**AIM OF THE TASK**
Locate the word "name" in the material, then show every line that holds it.

[A block of data]
* Begin *
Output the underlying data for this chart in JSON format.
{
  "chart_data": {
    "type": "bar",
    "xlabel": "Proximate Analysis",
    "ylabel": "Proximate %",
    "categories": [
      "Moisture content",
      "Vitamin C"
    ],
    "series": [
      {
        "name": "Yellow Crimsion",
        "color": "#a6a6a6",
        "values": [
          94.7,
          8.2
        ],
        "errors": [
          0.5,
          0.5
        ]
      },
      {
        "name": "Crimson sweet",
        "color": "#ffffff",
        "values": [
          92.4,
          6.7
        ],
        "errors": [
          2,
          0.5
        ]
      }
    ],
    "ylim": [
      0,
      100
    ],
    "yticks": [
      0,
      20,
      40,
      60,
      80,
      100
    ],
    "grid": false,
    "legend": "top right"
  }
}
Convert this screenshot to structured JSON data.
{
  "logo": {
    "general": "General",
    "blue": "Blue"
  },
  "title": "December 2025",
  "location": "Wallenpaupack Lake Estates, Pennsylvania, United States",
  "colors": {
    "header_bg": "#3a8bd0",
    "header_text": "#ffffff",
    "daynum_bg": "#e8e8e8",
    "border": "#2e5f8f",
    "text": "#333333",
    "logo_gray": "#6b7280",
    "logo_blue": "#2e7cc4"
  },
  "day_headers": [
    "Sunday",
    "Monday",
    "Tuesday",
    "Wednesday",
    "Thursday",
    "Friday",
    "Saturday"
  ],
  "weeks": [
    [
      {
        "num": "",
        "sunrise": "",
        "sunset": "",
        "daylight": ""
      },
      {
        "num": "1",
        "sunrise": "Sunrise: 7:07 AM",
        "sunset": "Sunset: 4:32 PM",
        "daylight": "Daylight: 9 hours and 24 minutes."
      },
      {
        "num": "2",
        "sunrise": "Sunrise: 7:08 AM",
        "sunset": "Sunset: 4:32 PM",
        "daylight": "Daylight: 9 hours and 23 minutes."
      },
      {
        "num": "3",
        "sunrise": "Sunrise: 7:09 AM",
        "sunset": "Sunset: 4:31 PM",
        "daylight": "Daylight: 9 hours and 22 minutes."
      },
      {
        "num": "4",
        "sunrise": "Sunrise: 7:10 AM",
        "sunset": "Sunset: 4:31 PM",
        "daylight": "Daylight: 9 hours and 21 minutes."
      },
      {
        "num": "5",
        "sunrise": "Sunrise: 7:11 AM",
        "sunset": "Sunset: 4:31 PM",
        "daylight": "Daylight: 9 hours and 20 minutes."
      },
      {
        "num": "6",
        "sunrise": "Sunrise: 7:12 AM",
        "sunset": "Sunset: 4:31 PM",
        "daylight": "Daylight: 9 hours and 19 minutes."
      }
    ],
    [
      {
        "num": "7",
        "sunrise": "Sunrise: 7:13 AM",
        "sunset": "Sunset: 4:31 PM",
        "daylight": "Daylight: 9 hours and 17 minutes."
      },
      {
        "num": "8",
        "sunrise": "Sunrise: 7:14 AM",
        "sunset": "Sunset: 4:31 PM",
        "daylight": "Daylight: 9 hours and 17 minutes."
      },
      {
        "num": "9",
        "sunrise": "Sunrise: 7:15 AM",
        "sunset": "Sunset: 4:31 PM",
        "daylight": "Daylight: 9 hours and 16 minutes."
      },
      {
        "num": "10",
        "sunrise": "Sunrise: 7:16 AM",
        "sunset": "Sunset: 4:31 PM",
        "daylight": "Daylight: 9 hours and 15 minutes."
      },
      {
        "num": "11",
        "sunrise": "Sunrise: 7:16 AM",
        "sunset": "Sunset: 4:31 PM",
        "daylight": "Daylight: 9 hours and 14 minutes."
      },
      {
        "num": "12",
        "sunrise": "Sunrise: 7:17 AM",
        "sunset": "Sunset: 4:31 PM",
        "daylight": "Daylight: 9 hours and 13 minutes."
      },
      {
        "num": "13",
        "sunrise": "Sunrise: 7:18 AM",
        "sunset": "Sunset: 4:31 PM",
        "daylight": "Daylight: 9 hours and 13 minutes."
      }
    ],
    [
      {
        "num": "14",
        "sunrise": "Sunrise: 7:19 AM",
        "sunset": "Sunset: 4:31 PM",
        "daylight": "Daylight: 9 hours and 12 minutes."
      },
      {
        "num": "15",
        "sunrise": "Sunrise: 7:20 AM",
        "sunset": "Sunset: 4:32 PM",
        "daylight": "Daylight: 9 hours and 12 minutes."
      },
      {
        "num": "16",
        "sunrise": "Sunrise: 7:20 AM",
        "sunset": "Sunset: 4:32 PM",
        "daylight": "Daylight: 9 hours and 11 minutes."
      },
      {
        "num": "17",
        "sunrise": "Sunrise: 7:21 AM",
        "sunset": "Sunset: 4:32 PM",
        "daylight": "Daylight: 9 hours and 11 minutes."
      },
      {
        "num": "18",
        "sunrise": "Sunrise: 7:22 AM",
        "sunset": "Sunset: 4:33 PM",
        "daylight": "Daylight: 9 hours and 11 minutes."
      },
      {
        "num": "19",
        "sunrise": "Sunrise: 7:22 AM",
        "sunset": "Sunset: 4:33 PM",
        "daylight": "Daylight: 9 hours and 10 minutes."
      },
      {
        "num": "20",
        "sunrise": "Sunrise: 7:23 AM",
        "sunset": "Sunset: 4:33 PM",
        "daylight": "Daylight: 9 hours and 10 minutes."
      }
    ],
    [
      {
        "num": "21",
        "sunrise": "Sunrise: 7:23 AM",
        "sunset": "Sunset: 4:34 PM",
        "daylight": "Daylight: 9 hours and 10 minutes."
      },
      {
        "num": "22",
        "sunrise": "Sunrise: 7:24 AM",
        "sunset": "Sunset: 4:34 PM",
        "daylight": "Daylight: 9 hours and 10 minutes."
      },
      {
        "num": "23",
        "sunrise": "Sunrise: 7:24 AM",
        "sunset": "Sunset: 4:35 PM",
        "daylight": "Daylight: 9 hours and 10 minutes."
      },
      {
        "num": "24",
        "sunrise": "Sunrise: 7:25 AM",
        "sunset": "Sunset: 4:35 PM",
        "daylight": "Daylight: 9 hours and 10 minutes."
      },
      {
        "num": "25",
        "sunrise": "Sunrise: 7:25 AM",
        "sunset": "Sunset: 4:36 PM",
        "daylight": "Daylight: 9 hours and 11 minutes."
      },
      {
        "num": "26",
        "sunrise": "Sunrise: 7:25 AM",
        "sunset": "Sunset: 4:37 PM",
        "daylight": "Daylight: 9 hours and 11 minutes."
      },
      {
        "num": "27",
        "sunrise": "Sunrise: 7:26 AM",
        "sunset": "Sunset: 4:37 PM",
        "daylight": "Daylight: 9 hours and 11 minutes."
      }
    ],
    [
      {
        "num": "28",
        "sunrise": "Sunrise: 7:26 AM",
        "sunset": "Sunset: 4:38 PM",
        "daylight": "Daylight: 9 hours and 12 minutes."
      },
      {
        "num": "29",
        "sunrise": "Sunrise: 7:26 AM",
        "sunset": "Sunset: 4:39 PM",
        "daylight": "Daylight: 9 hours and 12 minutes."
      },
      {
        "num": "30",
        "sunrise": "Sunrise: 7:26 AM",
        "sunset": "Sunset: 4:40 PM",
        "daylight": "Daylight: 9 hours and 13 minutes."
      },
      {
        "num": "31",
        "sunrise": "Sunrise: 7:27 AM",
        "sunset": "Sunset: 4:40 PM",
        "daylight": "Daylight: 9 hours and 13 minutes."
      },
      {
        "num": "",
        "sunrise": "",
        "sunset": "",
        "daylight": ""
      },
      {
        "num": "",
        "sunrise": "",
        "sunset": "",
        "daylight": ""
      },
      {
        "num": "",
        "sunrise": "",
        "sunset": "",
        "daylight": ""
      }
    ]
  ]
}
* End *
**WRITTEN ANSWER**
        "name": "Yellow Crimsion",
        "name": "Crimson sweet",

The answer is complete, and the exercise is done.